Exercise task ▸
Report every line in the listing below where the string "this" shows up.

◆ ◆ ◆ ◆ ◆

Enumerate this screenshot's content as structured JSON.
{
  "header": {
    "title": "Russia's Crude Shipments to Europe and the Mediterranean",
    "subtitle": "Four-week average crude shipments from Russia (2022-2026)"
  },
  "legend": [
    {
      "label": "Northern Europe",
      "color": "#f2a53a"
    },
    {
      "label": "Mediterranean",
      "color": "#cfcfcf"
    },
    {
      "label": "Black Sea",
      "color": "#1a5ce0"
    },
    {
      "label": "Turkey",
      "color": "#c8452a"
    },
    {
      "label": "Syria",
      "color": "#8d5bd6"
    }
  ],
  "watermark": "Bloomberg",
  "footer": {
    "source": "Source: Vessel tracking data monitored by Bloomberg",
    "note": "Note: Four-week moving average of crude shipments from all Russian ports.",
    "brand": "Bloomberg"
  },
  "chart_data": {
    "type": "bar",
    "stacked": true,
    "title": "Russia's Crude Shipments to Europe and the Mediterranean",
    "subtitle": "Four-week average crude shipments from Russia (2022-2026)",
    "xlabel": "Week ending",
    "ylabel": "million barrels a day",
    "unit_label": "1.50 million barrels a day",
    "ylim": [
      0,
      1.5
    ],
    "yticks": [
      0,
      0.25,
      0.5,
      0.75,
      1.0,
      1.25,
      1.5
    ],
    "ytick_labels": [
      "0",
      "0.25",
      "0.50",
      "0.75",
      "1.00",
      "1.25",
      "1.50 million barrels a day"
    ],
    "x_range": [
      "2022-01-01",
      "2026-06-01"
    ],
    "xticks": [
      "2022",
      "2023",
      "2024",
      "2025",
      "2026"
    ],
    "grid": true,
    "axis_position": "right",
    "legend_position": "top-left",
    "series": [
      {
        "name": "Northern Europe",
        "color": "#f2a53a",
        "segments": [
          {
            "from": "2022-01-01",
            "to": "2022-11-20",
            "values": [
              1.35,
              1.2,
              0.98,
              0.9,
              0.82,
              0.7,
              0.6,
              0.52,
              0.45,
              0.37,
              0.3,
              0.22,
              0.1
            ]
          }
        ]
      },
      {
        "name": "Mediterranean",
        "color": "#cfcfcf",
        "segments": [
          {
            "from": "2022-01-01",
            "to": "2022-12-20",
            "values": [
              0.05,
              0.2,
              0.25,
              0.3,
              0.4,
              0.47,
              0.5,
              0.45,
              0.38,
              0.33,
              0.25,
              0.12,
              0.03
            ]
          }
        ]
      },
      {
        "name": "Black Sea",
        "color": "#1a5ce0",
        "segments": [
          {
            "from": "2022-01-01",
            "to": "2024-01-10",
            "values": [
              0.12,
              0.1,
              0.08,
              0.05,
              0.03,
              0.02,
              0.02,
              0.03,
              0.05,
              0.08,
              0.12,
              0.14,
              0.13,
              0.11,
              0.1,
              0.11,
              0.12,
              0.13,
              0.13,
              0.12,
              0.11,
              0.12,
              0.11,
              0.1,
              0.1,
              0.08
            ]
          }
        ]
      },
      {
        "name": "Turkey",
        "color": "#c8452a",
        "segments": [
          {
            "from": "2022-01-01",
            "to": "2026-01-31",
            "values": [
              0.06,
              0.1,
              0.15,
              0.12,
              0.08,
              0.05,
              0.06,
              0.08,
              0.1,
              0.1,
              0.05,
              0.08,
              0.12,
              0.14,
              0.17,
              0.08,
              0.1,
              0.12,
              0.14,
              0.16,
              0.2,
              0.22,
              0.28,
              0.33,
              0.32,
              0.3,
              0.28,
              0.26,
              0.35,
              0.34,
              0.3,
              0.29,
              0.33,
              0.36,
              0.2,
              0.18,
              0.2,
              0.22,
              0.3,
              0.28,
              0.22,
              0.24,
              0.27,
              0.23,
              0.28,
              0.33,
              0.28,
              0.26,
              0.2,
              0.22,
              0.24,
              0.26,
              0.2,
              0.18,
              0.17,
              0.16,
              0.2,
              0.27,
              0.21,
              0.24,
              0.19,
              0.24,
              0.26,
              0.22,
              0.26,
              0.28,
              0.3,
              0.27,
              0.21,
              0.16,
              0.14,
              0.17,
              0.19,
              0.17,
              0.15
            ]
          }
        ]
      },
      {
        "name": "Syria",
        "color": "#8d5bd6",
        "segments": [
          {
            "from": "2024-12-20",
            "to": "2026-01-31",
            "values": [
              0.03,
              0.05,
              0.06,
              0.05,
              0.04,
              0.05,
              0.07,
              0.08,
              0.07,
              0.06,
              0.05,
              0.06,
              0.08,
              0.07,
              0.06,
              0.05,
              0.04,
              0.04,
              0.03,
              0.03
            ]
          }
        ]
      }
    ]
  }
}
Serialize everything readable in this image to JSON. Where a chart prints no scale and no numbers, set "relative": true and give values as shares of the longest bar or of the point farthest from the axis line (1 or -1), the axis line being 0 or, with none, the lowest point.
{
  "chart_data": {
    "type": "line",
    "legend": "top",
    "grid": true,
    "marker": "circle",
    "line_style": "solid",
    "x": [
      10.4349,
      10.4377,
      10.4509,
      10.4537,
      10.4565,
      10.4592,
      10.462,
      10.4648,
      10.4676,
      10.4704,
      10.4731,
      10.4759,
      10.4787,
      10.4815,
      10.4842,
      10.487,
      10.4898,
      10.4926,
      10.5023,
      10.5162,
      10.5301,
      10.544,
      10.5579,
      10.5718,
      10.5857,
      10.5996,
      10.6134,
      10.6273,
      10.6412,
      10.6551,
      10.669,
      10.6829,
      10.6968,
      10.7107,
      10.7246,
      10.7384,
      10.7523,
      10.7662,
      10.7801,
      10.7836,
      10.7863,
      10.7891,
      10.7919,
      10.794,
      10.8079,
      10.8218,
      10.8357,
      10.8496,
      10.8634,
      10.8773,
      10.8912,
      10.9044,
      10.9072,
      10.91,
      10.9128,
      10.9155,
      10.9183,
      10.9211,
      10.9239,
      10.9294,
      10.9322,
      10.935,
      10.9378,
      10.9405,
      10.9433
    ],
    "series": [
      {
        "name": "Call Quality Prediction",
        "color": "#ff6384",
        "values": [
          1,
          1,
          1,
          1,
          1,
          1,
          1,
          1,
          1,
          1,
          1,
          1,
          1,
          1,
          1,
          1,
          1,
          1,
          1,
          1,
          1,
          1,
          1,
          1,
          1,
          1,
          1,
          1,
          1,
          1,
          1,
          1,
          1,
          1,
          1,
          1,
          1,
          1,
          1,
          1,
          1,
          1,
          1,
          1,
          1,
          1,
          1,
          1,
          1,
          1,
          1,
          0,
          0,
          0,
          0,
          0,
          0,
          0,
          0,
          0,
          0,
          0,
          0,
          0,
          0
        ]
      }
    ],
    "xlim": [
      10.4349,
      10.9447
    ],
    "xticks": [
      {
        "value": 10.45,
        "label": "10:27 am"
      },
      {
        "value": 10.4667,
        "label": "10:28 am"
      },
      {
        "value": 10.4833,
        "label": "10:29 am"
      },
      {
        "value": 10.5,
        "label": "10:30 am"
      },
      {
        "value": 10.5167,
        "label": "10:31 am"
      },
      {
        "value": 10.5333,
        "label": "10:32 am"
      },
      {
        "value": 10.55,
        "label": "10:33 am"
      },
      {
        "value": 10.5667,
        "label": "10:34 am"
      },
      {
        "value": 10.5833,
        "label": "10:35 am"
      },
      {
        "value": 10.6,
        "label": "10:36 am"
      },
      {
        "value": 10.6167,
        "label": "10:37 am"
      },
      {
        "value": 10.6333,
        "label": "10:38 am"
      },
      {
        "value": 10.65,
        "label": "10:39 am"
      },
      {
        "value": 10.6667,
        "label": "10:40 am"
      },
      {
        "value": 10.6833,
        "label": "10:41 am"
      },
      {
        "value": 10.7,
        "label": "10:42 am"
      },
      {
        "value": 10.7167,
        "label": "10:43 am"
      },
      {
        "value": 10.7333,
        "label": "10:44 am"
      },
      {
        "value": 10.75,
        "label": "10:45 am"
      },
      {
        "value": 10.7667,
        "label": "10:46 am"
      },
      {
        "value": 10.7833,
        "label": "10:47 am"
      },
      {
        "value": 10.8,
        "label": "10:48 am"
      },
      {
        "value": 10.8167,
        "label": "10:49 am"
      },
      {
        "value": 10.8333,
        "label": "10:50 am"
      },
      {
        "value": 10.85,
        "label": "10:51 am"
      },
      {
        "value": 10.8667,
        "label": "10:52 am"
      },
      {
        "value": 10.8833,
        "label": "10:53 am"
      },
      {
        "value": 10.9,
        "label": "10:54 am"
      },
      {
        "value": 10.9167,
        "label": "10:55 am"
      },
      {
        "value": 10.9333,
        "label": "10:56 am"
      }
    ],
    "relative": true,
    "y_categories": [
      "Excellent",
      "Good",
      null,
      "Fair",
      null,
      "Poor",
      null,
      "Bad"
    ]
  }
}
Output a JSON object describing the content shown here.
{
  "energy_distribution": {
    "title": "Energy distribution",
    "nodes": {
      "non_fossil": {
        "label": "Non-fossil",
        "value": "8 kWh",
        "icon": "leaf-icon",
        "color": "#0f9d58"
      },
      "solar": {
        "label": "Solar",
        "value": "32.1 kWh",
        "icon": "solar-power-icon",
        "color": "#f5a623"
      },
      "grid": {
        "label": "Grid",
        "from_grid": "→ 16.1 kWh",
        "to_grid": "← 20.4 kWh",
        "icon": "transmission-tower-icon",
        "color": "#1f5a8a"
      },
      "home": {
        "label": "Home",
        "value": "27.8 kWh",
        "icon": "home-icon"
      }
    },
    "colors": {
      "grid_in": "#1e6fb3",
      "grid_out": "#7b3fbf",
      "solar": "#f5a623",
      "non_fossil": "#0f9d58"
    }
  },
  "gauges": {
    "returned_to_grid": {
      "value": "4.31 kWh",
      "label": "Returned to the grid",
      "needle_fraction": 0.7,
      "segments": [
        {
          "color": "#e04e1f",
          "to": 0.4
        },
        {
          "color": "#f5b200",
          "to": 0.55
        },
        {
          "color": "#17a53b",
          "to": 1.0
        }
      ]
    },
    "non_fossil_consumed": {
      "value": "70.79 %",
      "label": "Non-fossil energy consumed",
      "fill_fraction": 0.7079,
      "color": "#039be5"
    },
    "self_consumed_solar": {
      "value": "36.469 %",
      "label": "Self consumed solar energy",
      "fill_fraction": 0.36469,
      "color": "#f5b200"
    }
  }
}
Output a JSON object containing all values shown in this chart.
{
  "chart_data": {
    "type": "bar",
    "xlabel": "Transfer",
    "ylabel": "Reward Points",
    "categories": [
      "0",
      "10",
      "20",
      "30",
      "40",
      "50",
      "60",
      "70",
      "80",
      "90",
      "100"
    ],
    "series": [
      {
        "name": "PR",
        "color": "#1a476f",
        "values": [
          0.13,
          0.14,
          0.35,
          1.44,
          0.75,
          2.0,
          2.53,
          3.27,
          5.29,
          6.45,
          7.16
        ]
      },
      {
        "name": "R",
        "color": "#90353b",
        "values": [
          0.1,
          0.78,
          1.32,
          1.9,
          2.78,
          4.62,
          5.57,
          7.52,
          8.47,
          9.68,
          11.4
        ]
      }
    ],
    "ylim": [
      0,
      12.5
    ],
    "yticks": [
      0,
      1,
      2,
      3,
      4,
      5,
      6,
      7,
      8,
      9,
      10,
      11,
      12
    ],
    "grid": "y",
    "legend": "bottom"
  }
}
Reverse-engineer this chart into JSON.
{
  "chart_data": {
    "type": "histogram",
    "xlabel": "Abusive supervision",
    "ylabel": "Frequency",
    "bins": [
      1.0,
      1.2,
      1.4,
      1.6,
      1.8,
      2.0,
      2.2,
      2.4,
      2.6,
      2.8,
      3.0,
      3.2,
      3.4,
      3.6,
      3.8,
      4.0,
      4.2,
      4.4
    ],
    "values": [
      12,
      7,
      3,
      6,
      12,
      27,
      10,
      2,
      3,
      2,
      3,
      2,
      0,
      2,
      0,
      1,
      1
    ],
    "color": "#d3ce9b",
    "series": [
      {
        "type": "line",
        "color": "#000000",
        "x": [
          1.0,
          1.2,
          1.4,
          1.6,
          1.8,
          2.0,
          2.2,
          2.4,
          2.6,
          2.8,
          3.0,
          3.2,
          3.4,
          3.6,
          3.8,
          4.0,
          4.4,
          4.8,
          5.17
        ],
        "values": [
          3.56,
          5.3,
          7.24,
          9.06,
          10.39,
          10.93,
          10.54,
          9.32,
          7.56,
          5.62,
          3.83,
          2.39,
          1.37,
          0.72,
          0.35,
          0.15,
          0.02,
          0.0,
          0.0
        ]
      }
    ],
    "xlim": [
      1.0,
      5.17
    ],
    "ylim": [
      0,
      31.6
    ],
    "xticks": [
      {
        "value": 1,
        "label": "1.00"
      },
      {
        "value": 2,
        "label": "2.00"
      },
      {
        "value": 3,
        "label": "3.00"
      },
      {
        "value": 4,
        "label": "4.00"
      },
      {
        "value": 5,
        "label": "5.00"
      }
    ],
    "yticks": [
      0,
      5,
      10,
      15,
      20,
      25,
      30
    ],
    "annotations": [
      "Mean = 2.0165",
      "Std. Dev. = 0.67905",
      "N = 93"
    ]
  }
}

◆ ◆ ◆ ◆ ◆

Complete response ▸
Enumerate this screenshot's content as structured JSON.
Serialize everything readable in this image to JSON. Where a chart prints no scale and no numbers, set "relative": true and give values as shares of the longest bar or of the point farthest from the axis line (1 or -1), the axis line being 0 or, with none, the lowest point.
Output a JSON object containing all values shown in this chart.
Reverse-engineer this chart into JSON.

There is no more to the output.